Set problem. Copy out the listing that follows, exact in every word, and skip the images.

Provided material.
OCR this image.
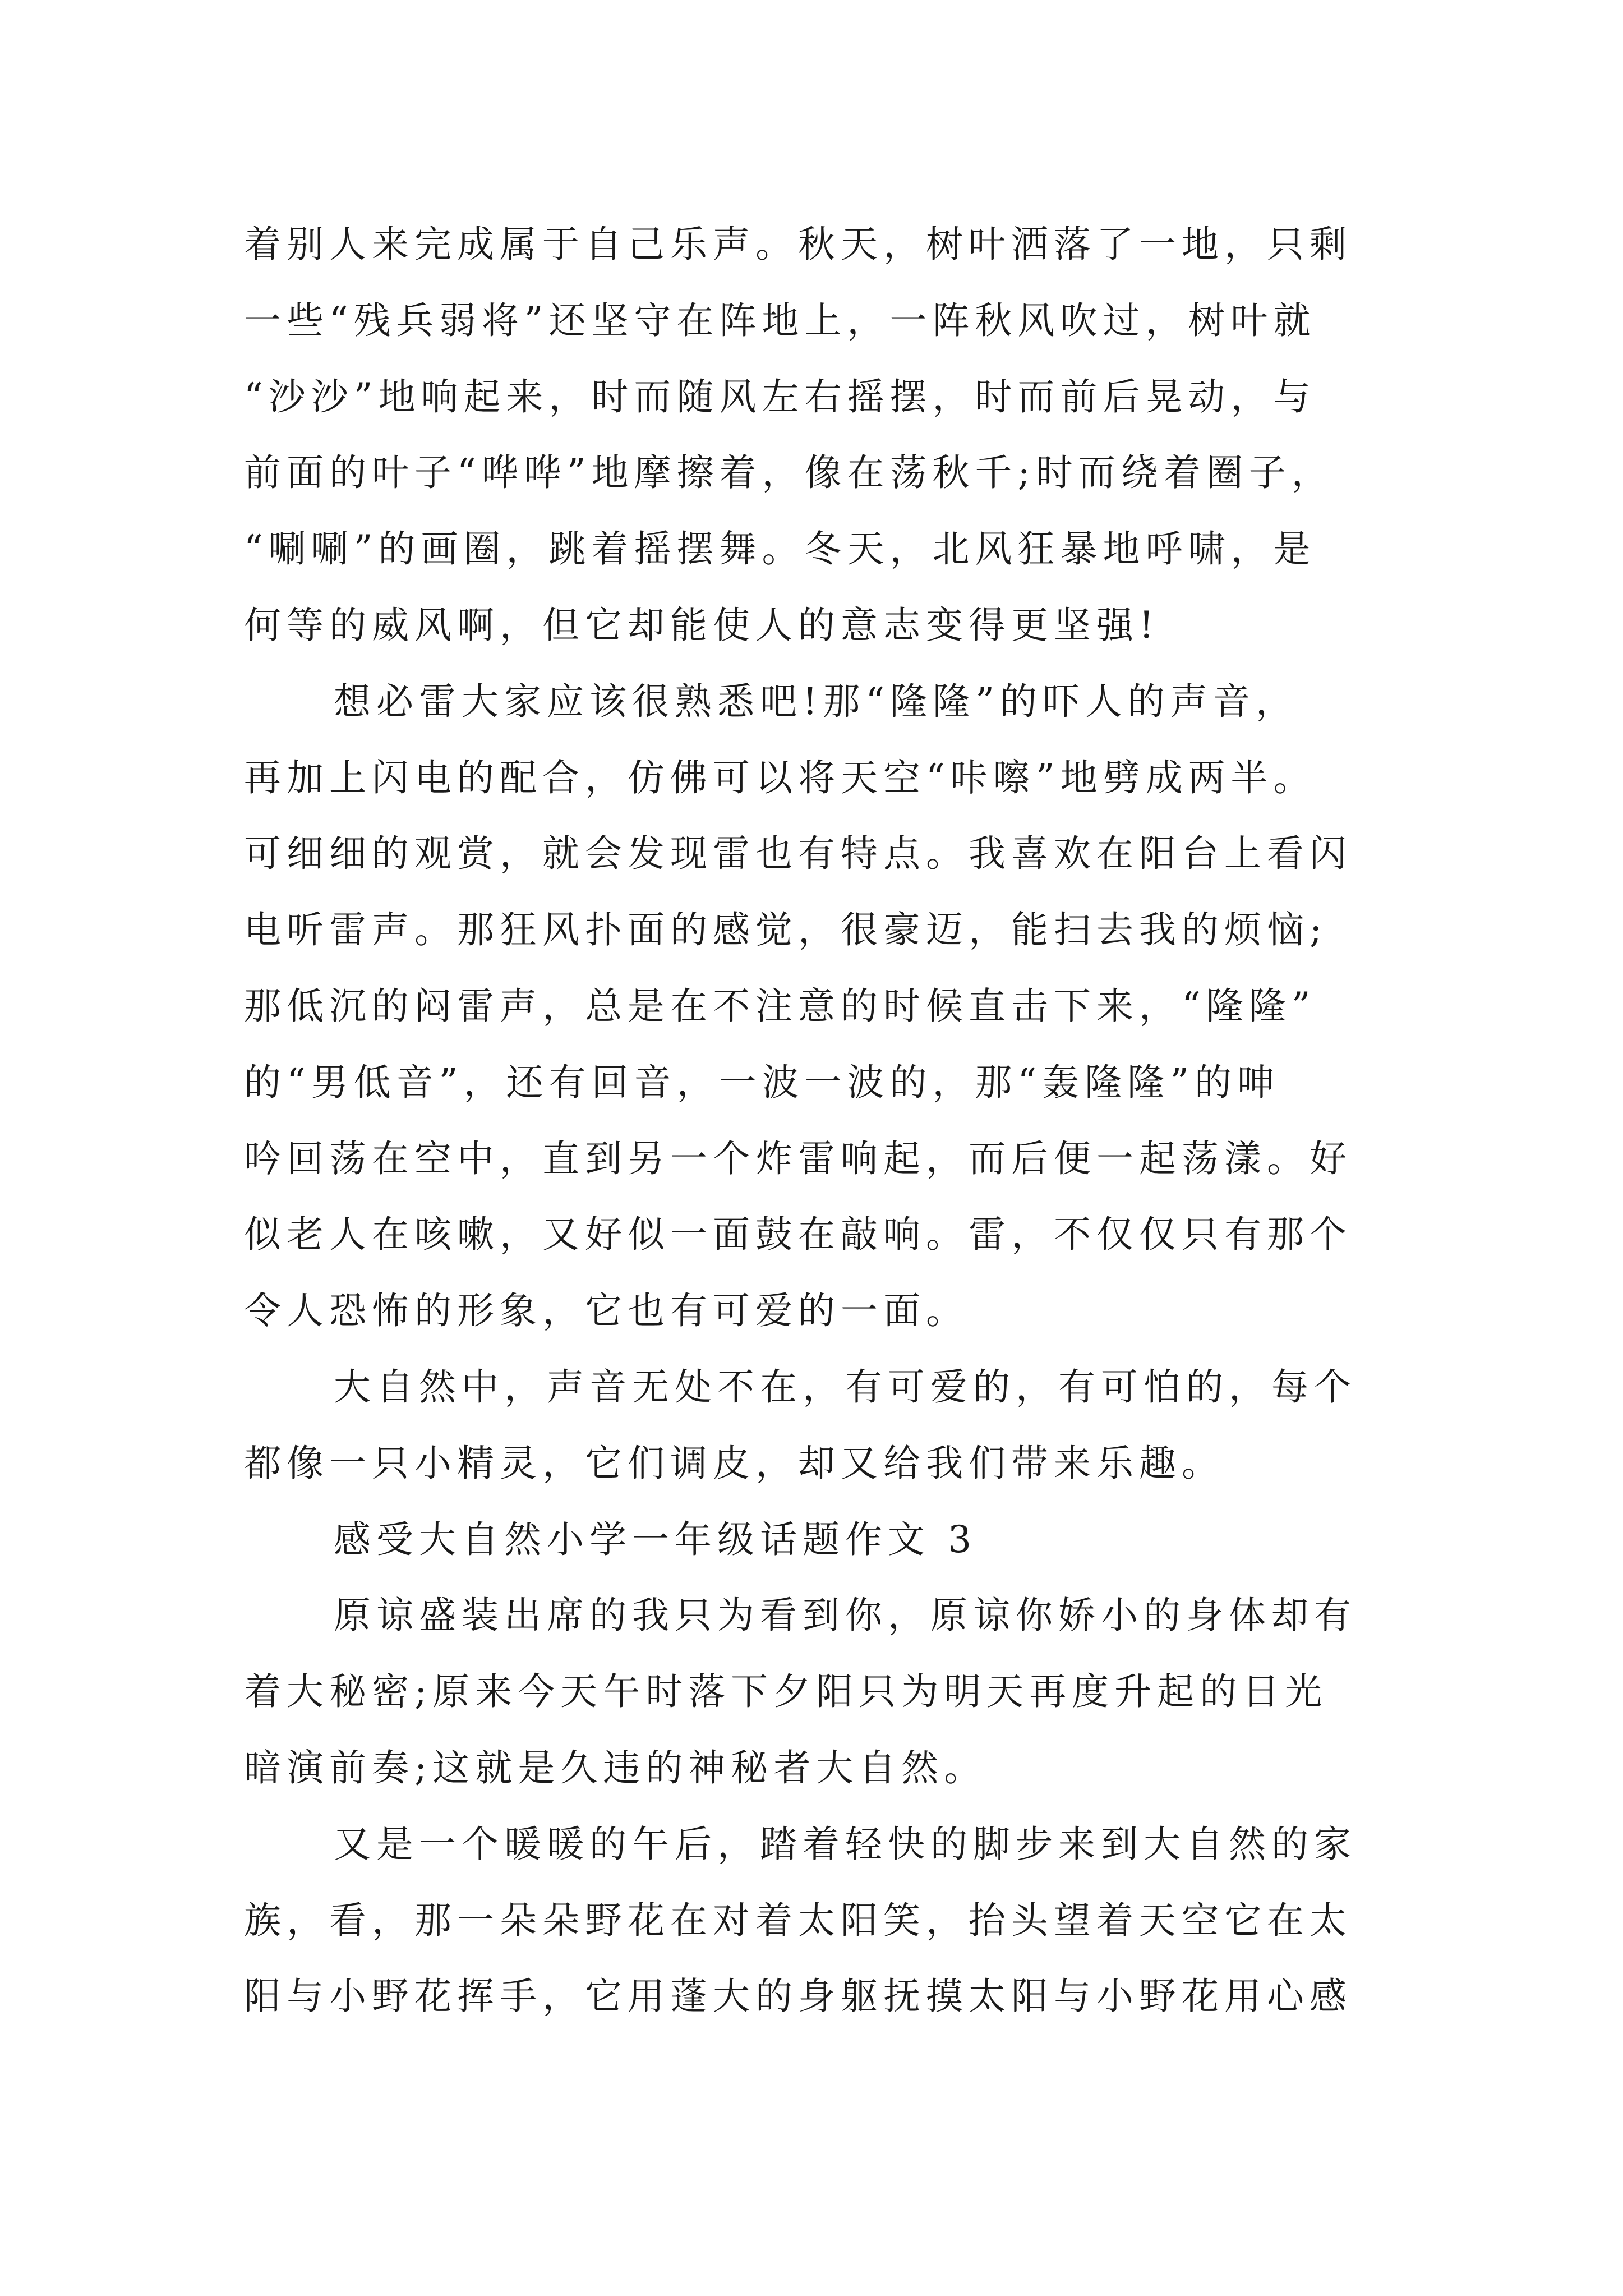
着别人来完成属于自己乐声。秋天，树叶洒落了一地，只剩
一些“残兵弱将”还坚守在阵地上，一阵秋风吹过，树叶就
“沙沙”地响起来，时而随风左右摇摆，时而前后晃动，与
前面的叶子“哗哗”地摩擦着，像在荡秋千;时而绕着圈子，
“唰唰”的画圈，跳着摇摆舞。冬天，北风狂暴地呼啸，是
何等的威风啊，但它却能使人的意志变得更坚强!
想必雷大家应该很熟悉吧!那“隆隆”的吓人的声音，
再加上闪电的配合，仿佛可以将天空“咔嚓”地劈成两半。
可细细的观赏，就会发现雷也有特点。我喜欢在阳台上看闪
电听雷声。那狂风扑面的感觉，很豪迈，能扫去我的烦恼;
那低沉的闷雷声，总是在不注意的时候直击下来，“隆隆”
的“男低音”，还有回音，一波一波的，那“轰隆隆”的呻
吟回荡在空中，直到另一个炸雷响起，而后便一起荡漾。好
似老人在咳嗽，又好似一面鼓在敲响。雷，不仅仅只有那个
令人恐怖的形象，它也有可爱的一面。
大自然中，声音无处不在，有可爱的，有可怕的，每个
都像一只小精灵，它们调皮，却又给我们带来乐趣。
感受大自然小学一年级话题作文 3
原谅盛装出席的我只为看到你，原谅你娇小的身体却有
着大秘密;原来今天午时落下夕阳只为明天再度升起的日光
暗演前奏;这就是久违的神秘者大自然。
又是一个暖暖的午后，踏着轻快的脚步来到大自然的家
族，看，那一朵朵野花在对着太阳笑，抬头望着天空它在太
阳与小野花挥手，它用蓬大的身躯抚摸太阳与小野花用心感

Expected answer.
OCR this image.
着别人来完成属于自己乐声。秋天，树叶洒落了一地，只剩
一些“残兵弱将”还坚守在阵地上，一阵秋风吹过，树叶就
“沙沙”地响起来，时而随风左右摇摆，时而前后晃动，与
前面的叶子“哗哗”地摩擦着，像在荡秋千;时而绕着圈子，
“唰唰”的画圈，跳着摇摆舞。冬天，北风狂暴地呼啸，是
何等的威风啊，但它却能使人的意志变得更坚强!
想必雷大家应该很熟悉吧!那“隆隆”的吓人的声音，
再加上闪电的配合，仿佛可以将天空“咔嚓”地劈成两半。
可细细的观赏，就会发现雷也有特点。我喜欢在阳台上看闪
电听雷声。那狂风扑面的感觉，很豪迈，能扫去我的烦恼;
那低沉的闷雷声，总是在不注意的时候直击下来，“隆隆”
的“男低音”，还有回音，一波一波的，那“轰隆隆”的呻
吟回荡在空中，直到另一个炸雷响起，而后便一起荡漾。好
似老人在咳嗽，又好似一面鼓在敲响。雷，不仅仅只有那个
令人恐怖的形象，它也有可爱的一面。
大自然中，声音无处不在，有可爱的，有可怕的，每个
都像一只小精灵，它们调皮，却又给我们带来乐趣。
感受大自然小学一年级话题作文 3
原谅盛装出席的我只为看到你，原谅你娇小的身体却有
着大秘密;原来今天午时落下夕阳只为明天再度升起的日光
暗演前奏;这就是久违的神秘者大自然。
又是一个暖暖的午后，踏着轻快的脚步来到大自然的家
族，看，那一朵朵野花在对着太阳笑，抬头望着天空它在太
阳与小野花挥手，它用蓬大的身躯抚摸太阳与小野花用心感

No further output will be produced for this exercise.